» Your goal
Convert the lines below into a numbered list, starting with the line containing "602, 317, 612]" and going on through the line containing "215, 839, 526]". Omit any blank lines.

━━━ Listed records

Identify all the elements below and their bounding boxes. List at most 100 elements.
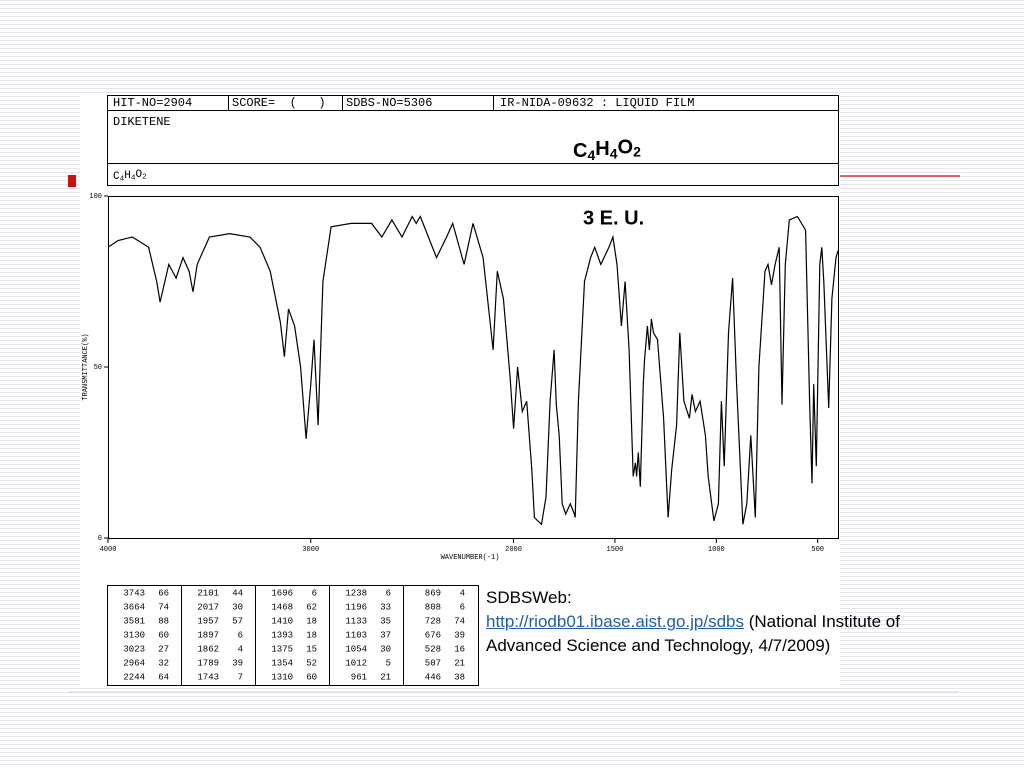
peak-transmittance: 62	[306, 602, 317, 612]
y-tick-label: 100	[89, 193, 102, 201]
table-frame	[107, 585, 479, 686]
peak-transmittance: 18	[306, 630, 317, 640]
peak-transmittance: 4	[238, 644, 243, 654]
hit-no: HIT-NO=2904	[113, 96, 192, 110]
peak-wavenumber: 869	[425, 588, 441, 598]
peak-wavenumber: 3581	[123, 616, 145, 626]
peak-transmittance: 4	[460, 588, 465, 598]
peak-transmittance: 5	[386, 658, 391, 668]
spectrum-line	[107, 215, 839, 526]
peak-wavenumber: 1354	[271, 658, 293, 668]
peak-wavenumber: 2964	[123, 658, 145, 668]
y-tick-label: 50	[94, 364, 102, 372]
y-axis-label: TRANSMITTANCE(%)	[82, 333, 90, 400]
peak-transmittance: 64	[158, 672, 169, 682]
peak-transmittance: 21	[454, 658, 465, 668]
x-tick-label: 500	[811, 546, 824, 554]
peak-transmittance: 74	[158, 602, 169, 612]
peak-wavenumber: 1054	[345, 644, 367, 654]
peak-transmittance: 27	[158, 644, 169, 654]
peak-wavenumber: 446	[425, 672, 441, 682]
peak-wavenumber: 1375	[271, 644, 293, 654]
peak-wavenumber: 808	[425, 602, 441, 612]
peak-wavenumber: 528	[425, 644, 441, 654]
peak-transmittance: 16	[454, 644, 465, 654]
score: SCORE= ( )	[232, 96, 326, 110]
header-formula: C4H4O2	[113, 169, 147, 183]
peak-transmittance: 30	[232, 602, 243, 612]
peak-transmittance: 6	[460, 602, 465, 612]
peak-wavenumber: 2017	[197, 602, 219, 612]
peak-wavenumber: 2101	[197, 588, 219, 598]
bullet	[68, 175, 76, 187]
peak-transmittance: 33	[380, 602, 391, 612]
peak-transmittance: 35	[380, 616, 391, 626]
peak-transmittance: 6	[238, 630, 243, 640]
peak-wavenumber: 1696	[271, 588, 293, 598]
peak-wavenumber: 1238	[345, 588, 367, 598]
peak-transmittance: 7	[238, 672, 243, 682]
peak-transmittance: 18	[306, 616, 317, 626]
plot-frame	[108, 196, 839, 539]
citation-link[interactable]: http://riodb01.ibase.aist.go.jp/sdbs	[486, 612, 744, 631]
peak-transmittance: 44	[232, 588, 243, 598]
unsaturation: 3 E. U.	[583, 207, 644, 229]
peak-transmittance: 60	[306, 672, 317, 682]
peak-wavenumber: 1468	[271, 602, 293, 612]
peak-wavenumber: 507	[425, 658, 441, 668]
peak-transmittance: 30	[380, 644, 391, 654]
peak-transmittance: 52	[306, 658, 317, 668]
peak-transmittance: 88	[158, 616, 169, 626]
x-tick-label: 4000	[100, 546, 117, 554]
method: IR-NIDA-09632 : LIQUID FILM	[500, 96, 694, 110]
peak-transmittance: 39	[454, 630, 465, 640]
peak-wavenumber: 1897	[197, 630, 219, 640]
peak-wavenumber: 3023	[123, 644, 145, 654]
peak-wavenumber: 1310	[271, 672, 293, 682]
peak-transmittance: 37	[380, 630, 391, 640]
peak-wavenumber: 1012	[345, 658, 367, 668]
peak-transmittance: 60	[158, 630, 169, 640]
peak-wavenumber: 676	[425, 630, 441, 640]
peak-wavenumber: 1410	[271, 616, 293, 626]
compound: DIKETENE	[113, 115, 171, 129]
peak-wavenumber: 1133	[345, 616, 367, 626]
sdbs-no: SDBS-NO=5306	[346, 96, 432, 110]
peak-transmittance: 6	[312, 588, 317, 598]
peak-wavenumber: 961	[351, 672, 367, 682]
citation-note: (National Institute of Advanced Science …	[486, 612, 900, 655]
peak-wavenumber: 728	[425, 616, 441, 626]
peak-transmittance: 74	[454, 616, 465, 626]
peak-wavenumber: 3130	[123, 630, 145, 640]
peak-wavenumber: 1957	[197, 616, 219, 626]
peak-wavenumber: 3664	[123, 602, 145, 612]
peak-wavenumber: 3743	[123, 588, 145, 598]
peak-wavenumber: 2244	[123, 672, 145, 682]
peak-transmittance: 21	[380, 672, 391, 682]
peak-wavenumber: 1196	[345, 602, 367, 612]
peak-wavenumber: 1393	[271, 630, 293, 640]
x-tick-label: 1500	[607, 546, 624, 554]
peak-transmittance: 6	[386, 588, 391, 598]
peak-transmittance: 57	[232, 616, 243, 626]
peak-wavenumber: 1789	[197, 658, 219, 668]
x-tick-label: 1000	[708, 546, 725, 554]
x-tick-label: 3000	[302, 546, 319, 554]
citation: SDBSWeb: http://riodb01.ibase.aist.go.jp…	[486, 586, 966, 658]
peak-transmittance: 66	[158, 588, 169, 598]
citation-box: SDBSWeb: http://riodb01.ibase.aist.go.jp…	[486, 586, 966, 658]
header-box	[107, 95, 839, 186]
peak-wavenumber: 1743	[197, 672, 219, 682]
y-tick-label: 0	[98, 535, 102, 543]
spectrum-image	[80, 95, 840, 687]
formula: C4H4O2	[573, 137, 641, 163]
citation-source: SDBSWeb:	[486, 588, 572, 607]
peak-wavenumber: 1103	[345, 630, 367, 640]
peak-transmittance: 38	[454, 672, 465, 682]
peak-transmittance: 39	[232, 658, 243, 668]
x-axis-label: WAVENUMBER(-1)	[441, 554, 500, 562]
x-tick-label: 2000	[505, 546, 522, 554]
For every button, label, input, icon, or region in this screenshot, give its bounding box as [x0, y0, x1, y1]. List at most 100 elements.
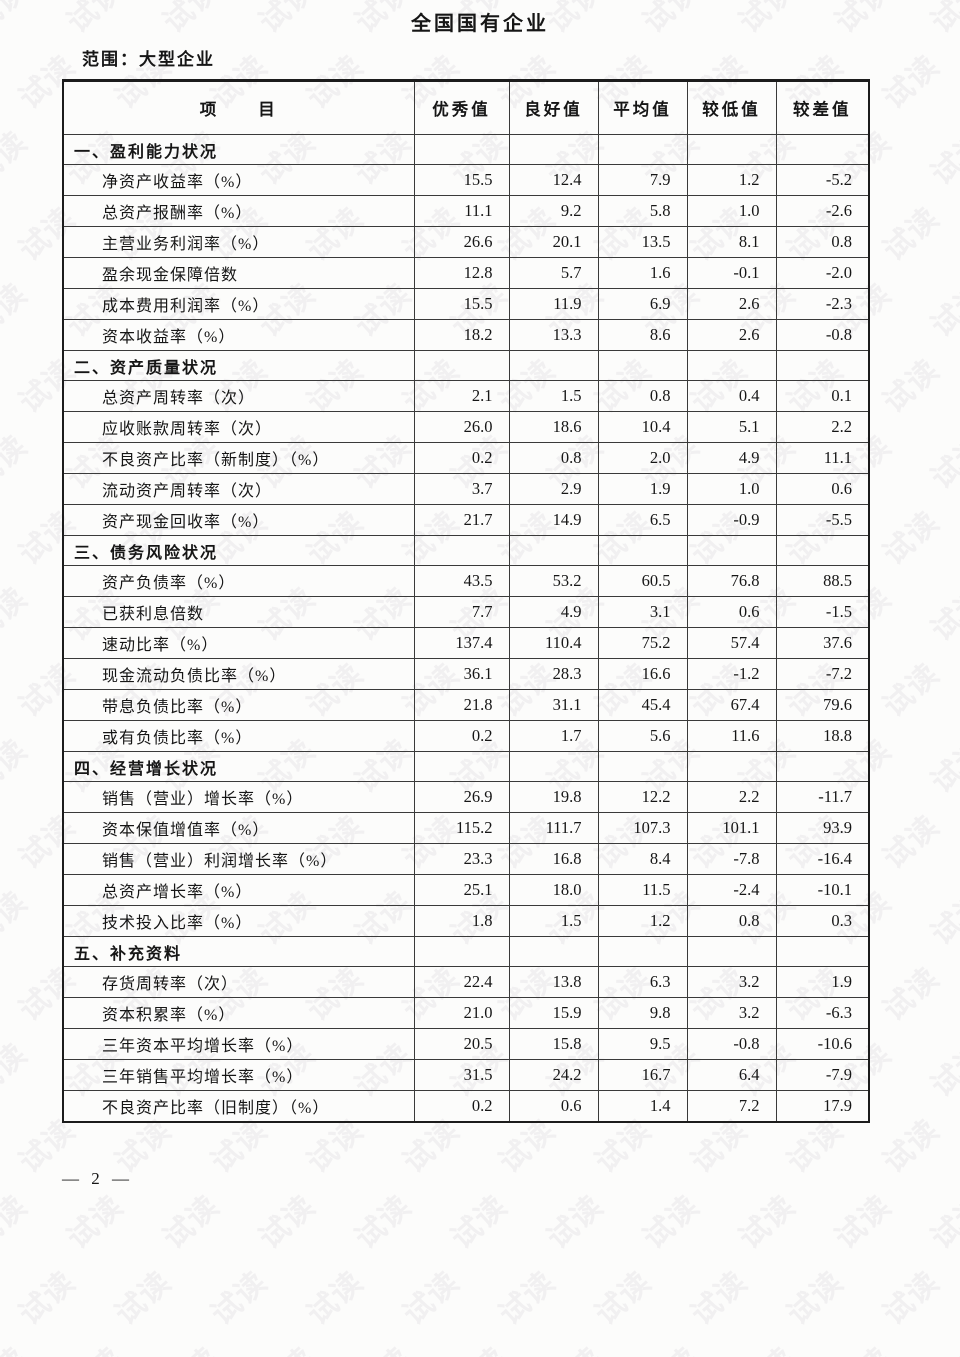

━━━━━━

» Finished task
1. peak-transmittance: 62	[306, 602, 317, 612]
2. y-tick-label: 100	[89, 193, 102, 201]
3. table-frame	[107, 585, 479, 686]
4. peak-transmittance: 18	[306, 630, 317, 640]
5. peak-transmittance: 4	[238, 644, 243, 654]
6. hit-no: HIT-NO=2904	[113, 96, 192, 110]
7. peak-wavenumber: 869	[425, 588, 441, 598]
8. peak-wavenumber: 3581	[123, 616, 145, 626]
9. peak-transmittance: 4	[460, 588, 465, 598]
10. peak-transmittance: 5	[386, 658, 391, 668]
11. spectrum-line	[107, 215, 839, 526]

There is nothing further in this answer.